[Figure record listings]

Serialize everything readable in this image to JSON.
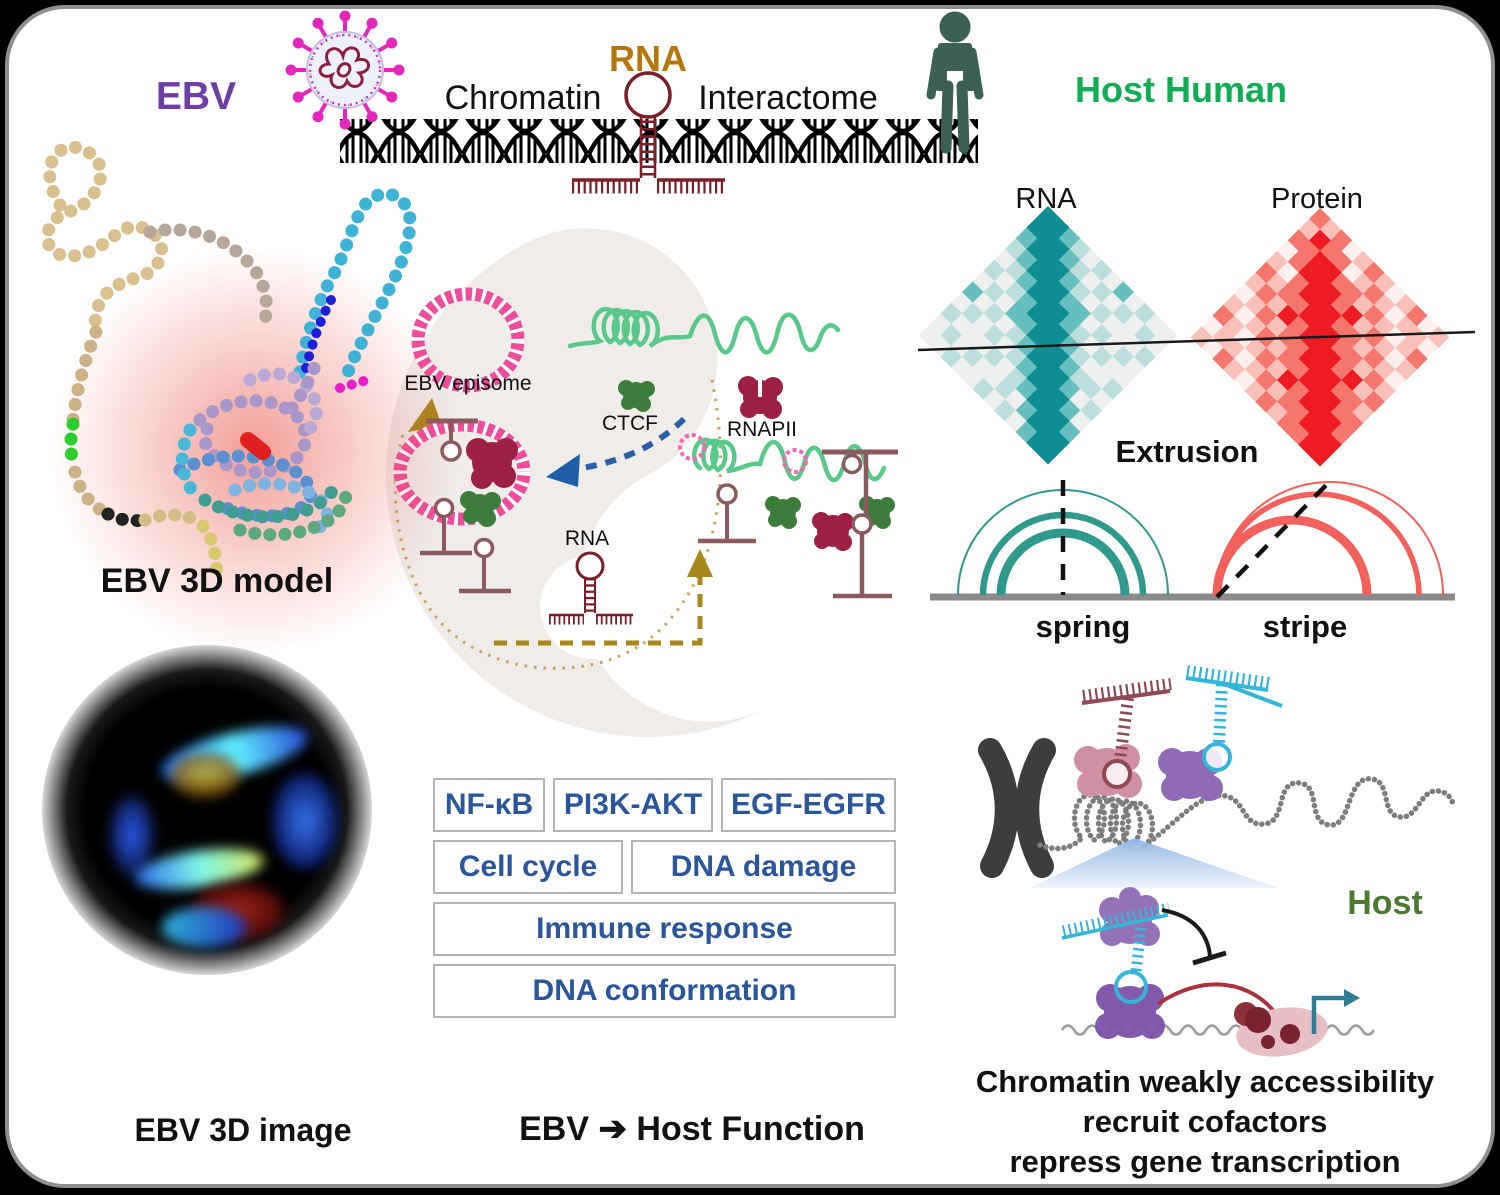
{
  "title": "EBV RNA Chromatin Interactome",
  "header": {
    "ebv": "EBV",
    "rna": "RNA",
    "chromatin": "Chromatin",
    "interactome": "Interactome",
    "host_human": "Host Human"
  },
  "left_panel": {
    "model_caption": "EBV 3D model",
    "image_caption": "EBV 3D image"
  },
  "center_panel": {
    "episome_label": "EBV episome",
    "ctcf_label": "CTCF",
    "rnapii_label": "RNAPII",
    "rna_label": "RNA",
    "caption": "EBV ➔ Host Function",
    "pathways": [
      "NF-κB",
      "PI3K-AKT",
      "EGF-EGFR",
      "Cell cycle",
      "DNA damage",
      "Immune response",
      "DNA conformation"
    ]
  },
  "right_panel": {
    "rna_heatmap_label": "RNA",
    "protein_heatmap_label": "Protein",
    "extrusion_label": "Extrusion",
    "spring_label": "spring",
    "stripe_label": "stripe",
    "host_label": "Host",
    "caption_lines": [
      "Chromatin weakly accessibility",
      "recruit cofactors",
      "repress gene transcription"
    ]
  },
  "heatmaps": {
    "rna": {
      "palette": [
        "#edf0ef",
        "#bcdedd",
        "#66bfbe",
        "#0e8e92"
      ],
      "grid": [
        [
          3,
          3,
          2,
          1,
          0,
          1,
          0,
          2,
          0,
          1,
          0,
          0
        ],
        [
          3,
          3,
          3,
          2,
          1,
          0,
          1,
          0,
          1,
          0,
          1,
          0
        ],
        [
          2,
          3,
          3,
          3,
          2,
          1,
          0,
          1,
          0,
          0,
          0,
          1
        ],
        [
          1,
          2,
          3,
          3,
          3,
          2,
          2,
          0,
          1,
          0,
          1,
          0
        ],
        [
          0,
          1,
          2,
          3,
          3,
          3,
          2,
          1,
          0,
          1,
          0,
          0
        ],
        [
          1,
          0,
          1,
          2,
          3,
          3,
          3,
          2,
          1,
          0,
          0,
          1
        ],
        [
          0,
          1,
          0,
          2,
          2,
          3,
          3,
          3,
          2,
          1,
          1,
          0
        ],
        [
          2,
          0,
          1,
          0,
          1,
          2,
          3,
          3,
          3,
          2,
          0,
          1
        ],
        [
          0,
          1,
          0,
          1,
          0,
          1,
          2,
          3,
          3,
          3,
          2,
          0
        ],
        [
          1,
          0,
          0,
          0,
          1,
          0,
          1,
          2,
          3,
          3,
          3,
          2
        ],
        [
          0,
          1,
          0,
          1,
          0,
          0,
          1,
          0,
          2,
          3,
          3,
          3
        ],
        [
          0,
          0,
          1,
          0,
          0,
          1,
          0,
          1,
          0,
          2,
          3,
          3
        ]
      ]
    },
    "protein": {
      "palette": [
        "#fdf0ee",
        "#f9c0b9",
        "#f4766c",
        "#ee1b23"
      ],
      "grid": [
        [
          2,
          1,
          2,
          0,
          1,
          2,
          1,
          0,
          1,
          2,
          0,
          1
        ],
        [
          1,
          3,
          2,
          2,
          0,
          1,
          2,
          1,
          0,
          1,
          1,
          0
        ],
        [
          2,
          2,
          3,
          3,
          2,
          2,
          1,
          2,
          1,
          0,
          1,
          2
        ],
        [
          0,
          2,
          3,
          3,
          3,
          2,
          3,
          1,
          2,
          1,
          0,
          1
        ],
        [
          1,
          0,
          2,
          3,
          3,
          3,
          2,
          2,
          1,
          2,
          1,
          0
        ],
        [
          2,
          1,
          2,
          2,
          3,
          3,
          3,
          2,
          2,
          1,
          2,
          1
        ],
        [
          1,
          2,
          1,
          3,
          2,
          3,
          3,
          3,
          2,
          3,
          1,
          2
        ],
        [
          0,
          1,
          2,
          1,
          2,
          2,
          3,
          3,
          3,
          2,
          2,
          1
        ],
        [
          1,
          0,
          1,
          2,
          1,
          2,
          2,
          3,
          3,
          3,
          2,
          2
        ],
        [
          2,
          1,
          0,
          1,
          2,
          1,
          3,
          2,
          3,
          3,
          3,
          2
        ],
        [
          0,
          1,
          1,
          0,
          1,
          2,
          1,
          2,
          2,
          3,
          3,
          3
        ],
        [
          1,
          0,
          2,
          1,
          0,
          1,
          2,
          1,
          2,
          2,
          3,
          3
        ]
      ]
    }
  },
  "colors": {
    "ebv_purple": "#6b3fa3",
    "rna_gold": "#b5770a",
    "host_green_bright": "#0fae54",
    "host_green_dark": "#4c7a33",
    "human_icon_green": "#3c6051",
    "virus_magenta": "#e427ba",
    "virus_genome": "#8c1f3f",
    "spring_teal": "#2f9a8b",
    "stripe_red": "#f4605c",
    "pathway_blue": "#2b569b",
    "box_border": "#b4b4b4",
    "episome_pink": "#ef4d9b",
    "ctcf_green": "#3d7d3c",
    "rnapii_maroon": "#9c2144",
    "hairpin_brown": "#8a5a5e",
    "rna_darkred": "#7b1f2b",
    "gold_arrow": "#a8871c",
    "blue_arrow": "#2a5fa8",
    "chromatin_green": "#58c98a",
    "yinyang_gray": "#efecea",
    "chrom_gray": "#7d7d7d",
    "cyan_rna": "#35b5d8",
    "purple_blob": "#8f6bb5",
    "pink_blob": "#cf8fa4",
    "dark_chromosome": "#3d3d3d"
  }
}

→ **TASK GOAL**
Print each record exactly as it stands, skipping the pictures.

→ **TASK ANSWER**
Serialize everything readable in this image to JSON.
{
  "title": "EBV RNA Chromatin Interactome",
  "header": {
    "ebv": "EBV",
    "rna": "RNA",
    "chromatin": "Chromatin",
    "interactome": "Interactome",
    "host_human": "Host Human"
  },
  "left_panel": {
    "model_caption": "EBV 3D model",
    "image_caption": "EBV 3D image"
  },
  "center_panel": {
    "episome_label": "EBV episome",
    "ctcf_label": "CTCF",
    "rnapii_label": "RNAPII",
    "rna_label": "RNA",
    "caption": "EBV ➔ Host Function",
    "pathways": [
      "NF-κB",
      "PI3K-AKT",
      "EGF-EGFR",
      "Cell cycle",
      "DNA damage",
      "Immune response",
      "DNA conformation"
    ]
  },
  "right_panel": {
    "rna_heatmap_label": "RNA",
    "protein_heatmap_label": "Protein",
    "extrusion_label": "Extrusion",
    "spring_label": "spring",
    "stripe_label": "stripe",
    "host_label": "Host",
    "caption_lines": [
      "Chromatin weakly accessibility",
      "recruit cofactors",
      "repress gene transcription"
    ]
  },
  "heatmaps": {
    "rna": {
      "palette": [
        "#edf0ef",
        "#bcdedd",
        "#66bfbe",
        "#0e8e92"
      ],
      "grid": [
        [
          3,
          3,
          2,
          1,
          0,
          1,
          0,
          2,
          0,
          1,
          0,
          0
        ],
        [
          3,
          3,
          3,
          2,
          1,
          0,
          1,
          0,
          1,
          0,
          1,
          0
        ],
        [
          2,
          3,
          3,
          3,
          2,
          1,
          0,
          1,
          0,
          0,
          0,
          1
        ],
        [
          1,
          2,
          3,
          3,
          3,
          2,
          2,
          0,
          1,
          0,
          1,
          0
        ],
        [
          0,
          1,
          2,
          3,
          3,
          3,
          2,
          1,
          0,
          1,
          0,
          0
        ],
        [
          1,
          0,
          1,
          2,
          3,
          3,
          3,
          2,
          1,
          0,
          0,
          1
        ],
        [
          0,
          1,
          0,
          2,
          2,
          3,
          3,
          3,
          2,
          1,
          1,
          0
        ],
        [
          2,
          0,
          1,
          0,
          1,
          2,
          3,
          3,
          3,
          2,
          0,
          1
        ],
        [
          0,
          1,
          0,
          1,
          0,
          1,
          2,
          3,
          3,
          3,
          2,
          0
        ],
        [
          1,
          0,
          0,
          0,
          1,
          0,
          1,
          2,
          3,
          3,
          3,
          2
        ],
        [
          0,
          1,
          0,
          1,
          0,
          0,
          1,
          0,
          2,
          3,
          3,
          3
        ],
        [
          0,
          0,
          1,
          0,
          0,
          1,
          0,
          1,
          0,
          2,
          3,
          3
        ]
      ]
    },
    "protein": {
      "palette": [
        "#fdf0ee",
        "#f9c0b9",
        "#f4766c",
        "#ee1b23"
      ],
      "grid": [
        [
          2,
          1,
          2,
          0,
          1,
          2,
          1,
          0,
          1,
          2,
          0,
          1
        ],
        [
          1,
          3,
          2,
          2,
          0,
          1,
          2,
          1,
          0,
          1,
          1,
          0
        ],
        [
          2,
          2,
          3,
          3,
          2,
          2,
          1,
          2,
          1,
          0,
          1,
          2
        ],
        [
          0,
          2,
          3,
          3,
          3,
          2,
          3,
          1,
          2,
          1,
          0,
          1
        ],
        [
          1,
          0,
          2,
          3,
          3,
          3,
          2,
          2,
          1,
          2,
          1,
          0
        ],
        [
          2,
          1,
          2,
          2,
          3,
          3,
          3,
          2,
          2,
          1,
          2,
          1
        ],
        [
          1,
          2,
          1,
          3,
          2,
          3,
          3,
          3,
          2,
          3,
          1,
          2
        ],
        [
          0,
          1,
          2,
          1,
          2,
          2,
          3,
          3,
          3,
          2,
          2,
          1
        ],
        [
          1,
          0,
          1,
          2,
          1,
          2,
          2,
          3,
          3,
          3,
          2,
          2
        ],
        [
          2,
          1,
          0,
          1,
          2,
          1,
          3,
          2,
          3,
          3,
          3,
          2
        ],
        [
          0,
          1,
          1,
          0,
          1,
          2,
          1,
          2,
          2,
          3,
          3,
          3
        ],
        [
          1,
          0,
          2,
          1,
          0,
          1,
          2,
          1,
          2,
          2,
          3,
          3
        ]
      ]
    }
  },
  "colors": {
    "ebv_purple": "#6b3fa3",
    "rna_gold": "#b5770a",
    "host_green_bright": "#0fae54",
    "host_green_dark": "#4c7a33",
    "human_icon_green": "#3c6051",
    "virus_magenta": "#e427ba",
    "virus_genome": "#8c1f3f",
    "spring_teal": "#2f9a8b",
    "stripe_red": "#f4605c",
    "pathway_blue": "#2b569b",
    "box_border": "#b4b4b4",
    "episome_pink": "#ef4d9b",
    "ctcf_green": "#3d7d3c",
    "rnapii_maroon": "#9c2144",
    "hairpin_brown": "#8a5a5e",
    "rna_darkred": "#7b1f2b",
    "gold_arrow": "#a8871c",
    "blue_arrow": "#2a5fa8",
    "chromatin_green": "#58c98a",
    "yinyang_gray": "#efecea",
    "chrom_gray": "#7d7d7d",
    "cyan_rna": "#35b5d8",
    "purple_blob": "#8f6bb5",
    "pink_blob": "#cf8fa4",
    "dark_chromosome": "#3d3d3d"
  }
}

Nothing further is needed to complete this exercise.